### GIVEN TASK
Return each line containing the string "JSON".

### PROVIDED DATA
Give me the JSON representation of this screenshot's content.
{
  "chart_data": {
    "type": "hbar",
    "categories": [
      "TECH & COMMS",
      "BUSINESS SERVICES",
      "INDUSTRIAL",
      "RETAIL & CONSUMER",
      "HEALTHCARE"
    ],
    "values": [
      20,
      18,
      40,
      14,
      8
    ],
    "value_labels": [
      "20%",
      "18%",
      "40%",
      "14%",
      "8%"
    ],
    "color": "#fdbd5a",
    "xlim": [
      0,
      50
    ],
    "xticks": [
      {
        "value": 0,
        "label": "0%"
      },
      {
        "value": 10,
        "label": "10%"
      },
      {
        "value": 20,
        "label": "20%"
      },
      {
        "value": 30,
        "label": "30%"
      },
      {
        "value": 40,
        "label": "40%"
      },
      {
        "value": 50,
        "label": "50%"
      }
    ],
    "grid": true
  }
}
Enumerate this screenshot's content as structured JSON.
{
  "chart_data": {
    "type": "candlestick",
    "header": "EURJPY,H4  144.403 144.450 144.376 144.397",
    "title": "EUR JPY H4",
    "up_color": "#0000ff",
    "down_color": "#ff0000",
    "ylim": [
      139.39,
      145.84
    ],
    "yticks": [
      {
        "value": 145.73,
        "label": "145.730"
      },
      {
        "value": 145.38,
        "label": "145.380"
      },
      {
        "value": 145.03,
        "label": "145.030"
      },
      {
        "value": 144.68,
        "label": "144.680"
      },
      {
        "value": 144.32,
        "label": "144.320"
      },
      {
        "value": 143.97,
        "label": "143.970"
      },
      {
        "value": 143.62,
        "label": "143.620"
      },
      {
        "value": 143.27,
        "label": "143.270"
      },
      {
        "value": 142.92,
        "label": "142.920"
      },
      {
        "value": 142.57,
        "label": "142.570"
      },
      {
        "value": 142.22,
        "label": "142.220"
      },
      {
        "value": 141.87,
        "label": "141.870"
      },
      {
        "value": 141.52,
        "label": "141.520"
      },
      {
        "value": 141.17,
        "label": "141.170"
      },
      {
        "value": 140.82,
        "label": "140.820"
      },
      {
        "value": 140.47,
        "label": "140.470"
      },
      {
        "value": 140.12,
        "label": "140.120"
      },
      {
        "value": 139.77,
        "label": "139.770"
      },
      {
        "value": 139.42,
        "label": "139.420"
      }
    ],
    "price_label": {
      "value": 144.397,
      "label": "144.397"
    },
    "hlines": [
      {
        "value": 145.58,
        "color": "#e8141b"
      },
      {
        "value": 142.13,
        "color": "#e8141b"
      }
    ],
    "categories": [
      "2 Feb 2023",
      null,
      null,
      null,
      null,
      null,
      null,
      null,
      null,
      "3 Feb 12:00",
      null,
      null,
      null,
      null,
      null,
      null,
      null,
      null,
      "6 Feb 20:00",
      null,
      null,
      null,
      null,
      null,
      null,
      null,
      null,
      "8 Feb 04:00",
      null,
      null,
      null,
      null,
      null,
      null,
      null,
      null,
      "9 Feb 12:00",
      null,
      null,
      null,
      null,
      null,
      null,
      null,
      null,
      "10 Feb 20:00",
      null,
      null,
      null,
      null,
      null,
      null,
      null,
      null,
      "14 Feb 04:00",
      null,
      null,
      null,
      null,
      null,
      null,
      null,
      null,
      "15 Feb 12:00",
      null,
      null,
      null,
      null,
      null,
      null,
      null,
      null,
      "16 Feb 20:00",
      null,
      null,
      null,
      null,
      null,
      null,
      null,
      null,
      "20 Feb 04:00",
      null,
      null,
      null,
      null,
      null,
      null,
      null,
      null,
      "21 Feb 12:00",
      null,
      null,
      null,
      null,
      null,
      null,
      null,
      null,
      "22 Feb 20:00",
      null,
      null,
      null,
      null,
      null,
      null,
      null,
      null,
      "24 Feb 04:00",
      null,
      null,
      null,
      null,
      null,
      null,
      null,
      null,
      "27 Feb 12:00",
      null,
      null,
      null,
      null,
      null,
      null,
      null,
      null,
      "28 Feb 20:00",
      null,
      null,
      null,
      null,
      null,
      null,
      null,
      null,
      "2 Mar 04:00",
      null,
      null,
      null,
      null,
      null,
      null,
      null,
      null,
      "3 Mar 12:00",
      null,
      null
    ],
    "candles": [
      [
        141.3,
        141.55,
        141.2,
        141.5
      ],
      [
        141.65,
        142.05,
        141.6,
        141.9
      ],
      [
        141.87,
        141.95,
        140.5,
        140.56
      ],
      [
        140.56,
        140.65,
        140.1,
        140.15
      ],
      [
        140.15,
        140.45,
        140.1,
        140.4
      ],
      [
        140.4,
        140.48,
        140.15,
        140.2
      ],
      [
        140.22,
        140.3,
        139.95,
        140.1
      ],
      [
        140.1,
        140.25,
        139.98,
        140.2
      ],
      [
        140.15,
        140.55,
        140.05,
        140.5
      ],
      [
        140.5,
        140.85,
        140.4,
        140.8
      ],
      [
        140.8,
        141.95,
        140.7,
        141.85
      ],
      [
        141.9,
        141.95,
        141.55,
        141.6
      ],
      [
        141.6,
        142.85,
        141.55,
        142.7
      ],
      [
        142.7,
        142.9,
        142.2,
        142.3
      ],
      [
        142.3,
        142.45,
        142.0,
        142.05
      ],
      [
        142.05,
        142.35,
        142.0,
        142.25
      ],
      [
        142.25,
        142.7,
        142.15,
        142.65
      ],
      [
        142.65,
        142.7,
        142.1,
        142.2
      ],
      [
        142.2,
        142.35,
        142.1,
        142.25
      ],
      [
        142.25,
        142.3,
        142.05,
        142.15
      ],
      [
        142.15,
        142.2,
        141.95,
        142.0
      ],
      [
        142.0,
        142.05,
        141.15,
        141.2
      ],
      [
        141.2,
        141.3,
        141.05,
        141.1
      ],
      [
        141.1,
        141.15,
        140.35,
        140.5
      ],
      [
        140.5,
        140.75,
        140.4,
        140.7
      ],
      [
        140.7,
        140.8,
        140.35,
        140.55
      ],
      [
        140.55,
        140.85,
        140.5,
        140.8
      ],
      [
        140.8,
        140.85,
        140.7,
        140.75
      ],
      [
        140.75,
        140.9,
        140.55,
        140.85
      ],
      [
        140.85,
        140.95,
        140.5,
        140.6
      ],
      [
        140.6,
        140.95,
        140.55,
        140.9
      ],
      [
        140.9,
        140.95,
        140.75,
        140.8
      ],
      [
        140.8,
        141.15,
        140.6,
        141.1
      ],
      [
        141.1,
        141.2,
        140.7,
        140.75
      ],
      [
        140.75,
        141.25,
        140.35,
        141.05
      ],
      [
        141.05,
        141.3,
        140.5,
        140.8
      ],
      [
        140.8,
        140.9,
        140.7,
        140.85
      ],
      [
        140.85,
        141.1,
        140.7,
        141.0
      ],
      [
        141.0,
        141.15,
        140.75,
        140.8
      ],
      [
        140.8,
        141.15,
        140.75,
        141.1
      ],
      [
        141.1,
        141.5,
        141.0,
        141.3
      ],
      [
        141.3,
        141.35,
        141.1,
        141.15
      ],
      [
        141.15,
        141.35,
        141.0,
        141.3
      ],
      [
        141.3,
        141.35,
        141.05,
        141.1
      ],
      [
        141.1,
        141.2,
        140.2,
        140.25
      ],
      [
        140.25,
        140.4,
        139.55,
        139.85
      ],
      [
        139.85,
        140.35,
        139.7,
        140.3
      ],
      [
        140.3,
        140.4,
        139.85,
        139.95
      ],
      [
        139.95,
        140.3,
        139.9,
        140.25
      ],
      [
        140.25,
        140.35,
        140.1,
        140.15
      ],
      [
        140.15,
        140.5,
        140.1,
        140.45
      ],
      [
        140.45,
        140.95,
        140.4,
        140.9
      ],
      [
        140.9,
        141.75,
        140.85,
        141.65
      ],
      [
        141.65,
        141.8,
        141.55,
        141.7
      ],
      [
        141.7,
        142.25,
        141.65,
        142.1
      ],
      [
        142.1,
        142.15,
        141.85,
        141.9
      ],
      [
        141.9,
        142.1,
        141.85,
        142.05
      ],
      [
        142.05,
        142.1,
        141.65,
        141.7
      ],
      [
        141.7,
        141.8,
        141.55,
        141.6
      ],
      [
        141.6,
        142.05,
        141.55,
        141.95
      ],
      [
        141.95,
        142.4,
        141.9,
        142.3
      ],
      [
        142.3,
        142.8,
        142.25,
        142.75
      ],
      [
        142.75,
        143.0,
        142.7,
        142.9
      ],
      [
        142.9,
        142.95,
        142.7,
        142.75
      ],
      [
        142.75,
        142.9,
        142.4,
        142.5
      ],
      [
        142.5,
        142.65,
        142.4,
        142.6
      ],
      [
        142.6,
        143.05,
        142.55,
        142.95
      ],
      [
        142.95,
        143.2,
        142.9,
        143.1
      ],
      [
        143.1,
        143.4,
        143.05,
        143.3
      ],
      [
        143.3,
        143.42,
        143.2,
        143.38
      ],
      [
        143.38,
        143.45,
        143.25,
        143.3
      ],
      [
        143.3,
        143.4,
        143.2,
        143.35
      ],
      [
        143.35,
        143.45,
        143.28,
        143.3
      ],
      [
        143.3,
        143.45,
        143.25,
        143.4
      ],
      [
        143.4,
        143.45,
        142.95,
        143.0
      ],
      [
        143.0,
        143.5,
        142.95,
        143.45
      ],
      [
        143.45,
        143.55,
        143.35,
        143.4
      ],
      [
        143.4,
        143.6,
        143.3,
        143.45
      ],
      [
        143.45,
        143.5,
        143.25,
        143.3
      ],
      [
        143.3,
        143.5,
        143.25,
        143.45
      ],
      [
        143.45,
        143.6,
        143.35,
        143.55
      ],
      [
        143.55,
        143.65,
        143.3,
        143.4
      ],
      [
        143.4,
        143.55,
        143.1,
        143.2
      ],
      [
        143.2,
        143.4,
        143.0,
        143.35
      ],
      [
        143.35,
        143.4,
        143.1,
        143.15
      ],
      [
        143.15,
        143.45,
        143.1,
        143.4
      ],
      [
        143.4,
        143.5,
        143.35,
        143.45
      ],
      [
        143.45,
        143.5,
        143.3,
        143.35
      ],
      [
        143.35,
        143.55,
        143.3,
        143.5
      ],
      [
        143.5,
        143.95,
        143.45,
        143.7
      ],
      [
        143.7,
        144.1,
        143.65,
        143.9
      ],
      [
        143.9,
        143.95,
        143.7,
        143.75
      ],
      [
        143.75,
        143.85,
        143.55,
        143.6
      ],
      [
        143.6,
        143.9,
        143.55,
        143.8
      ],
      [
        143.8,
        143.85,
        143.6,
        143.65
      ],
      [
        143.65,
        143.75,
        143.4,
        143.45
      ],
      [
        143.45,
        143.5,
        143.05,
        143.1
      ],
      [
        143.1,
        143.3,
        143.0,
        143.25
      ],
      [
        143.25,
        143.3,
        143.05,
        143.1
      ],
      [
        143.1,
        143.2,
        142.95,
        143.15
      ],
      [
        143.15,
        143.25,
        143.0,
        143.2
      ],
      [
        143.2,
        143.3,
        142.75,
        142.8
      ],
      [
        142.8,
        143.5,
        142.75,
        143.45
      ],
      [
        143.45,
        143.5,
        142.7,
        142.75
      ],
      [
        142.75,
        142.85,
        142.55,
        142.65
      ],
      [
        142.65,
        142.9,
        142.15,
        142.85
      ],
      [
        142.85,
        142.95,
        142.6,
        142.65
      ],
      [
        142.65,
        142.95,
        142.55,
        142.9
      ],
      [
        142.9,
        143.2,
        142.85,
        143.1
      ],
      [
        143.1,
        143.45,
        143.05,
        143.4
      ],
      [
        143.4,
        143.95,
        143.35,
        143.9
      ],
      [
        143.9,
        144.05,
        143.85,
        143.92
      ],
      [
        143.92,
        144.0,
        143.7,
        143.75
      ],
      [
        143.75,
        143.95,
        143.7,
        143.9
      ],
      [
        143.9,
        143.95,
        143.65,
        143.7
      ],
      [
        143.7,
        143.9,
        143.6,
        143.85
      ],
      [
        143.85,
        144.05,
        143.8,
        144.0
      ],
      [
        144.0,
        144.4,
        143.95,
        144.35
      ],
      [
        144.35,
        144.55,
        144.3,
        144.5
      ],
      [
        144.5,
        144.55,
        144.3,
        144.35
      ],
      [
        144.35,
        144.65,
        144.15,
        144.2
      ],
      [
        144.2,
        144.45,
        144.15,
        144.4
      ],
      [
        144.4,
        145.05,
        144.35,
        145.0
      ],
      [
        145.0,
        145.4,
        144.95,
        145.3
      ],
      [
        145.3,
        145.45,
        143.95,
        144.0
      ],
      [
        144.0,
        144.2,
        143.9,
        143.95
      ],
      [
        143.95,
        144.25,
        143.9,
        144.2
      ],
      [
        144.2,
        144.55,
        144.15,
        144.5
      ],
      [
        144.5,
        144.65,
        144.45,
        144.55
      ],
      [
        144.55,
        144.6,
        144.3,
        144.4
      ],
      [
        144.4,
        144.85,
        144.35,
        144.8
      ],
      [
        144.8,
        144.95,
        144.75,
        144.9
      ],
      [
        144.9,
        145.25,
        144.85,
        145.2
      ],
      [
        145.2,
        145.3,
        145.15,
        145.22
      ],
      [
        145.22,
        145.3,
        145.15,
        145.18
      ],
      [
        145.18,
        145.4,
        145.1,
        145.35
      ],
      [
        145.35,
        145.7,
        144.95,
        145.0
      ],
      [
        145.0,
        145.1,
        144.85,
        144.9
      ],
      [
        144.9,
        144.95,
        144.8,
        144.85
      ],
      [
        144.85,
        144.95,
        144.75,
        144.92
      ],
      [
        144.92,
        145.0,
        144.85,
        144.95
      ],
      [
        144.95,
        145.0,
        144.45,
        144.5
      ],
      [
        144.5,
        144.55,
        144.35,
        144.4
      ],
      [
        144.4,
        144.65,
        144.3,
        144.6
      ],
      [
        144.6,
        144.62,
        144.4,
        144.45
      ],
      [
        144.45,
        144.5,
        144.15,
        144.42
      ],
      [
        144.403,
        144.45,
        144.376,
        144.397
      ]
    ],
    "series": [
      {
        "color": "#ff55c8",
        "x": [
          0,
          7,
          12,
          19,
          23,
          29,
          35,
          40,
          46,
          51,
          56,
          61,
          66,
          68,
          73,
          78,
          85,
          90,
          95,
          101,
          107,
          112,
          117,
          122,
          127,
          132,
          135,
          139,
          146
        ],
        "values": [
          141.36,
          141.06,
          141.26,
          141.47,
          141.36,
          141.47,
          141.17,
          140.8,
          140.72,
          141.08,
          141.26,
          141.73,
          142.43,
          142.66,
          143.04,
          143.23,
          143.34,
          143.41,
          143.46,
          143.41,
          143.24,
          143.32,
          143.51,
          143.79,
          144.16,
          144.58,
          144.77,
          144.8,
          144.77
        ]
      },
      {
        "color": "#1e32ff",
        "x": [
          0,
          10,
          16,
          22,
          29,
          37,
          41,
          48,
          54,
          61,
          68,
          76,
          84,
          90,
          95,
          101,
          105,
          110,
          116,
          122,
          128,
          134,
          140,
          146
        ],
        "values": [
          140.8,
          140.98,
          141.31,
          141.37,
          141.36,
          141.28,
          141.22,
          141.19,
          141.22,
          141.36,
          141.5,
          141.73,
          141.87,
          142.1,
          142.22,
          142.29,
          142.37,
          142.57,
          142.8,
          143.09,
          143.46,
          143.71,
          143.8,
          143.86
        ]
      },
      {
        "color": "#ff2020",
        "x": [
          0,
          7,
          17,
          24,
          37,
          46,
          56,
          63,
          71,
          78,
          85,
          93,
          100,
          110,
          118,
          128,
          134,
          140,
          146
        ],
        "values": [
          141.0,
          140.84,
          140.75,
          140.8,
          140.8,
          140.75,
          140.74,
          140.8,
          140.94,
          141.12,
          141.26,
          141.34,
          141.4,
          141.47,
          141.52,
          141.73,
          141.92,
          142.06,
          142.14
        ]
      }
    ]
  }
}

### EXPECTED ANSWER
Give me the JSON representation of this screenshot's content.
Enumerate this screenshot's content as structured JSON.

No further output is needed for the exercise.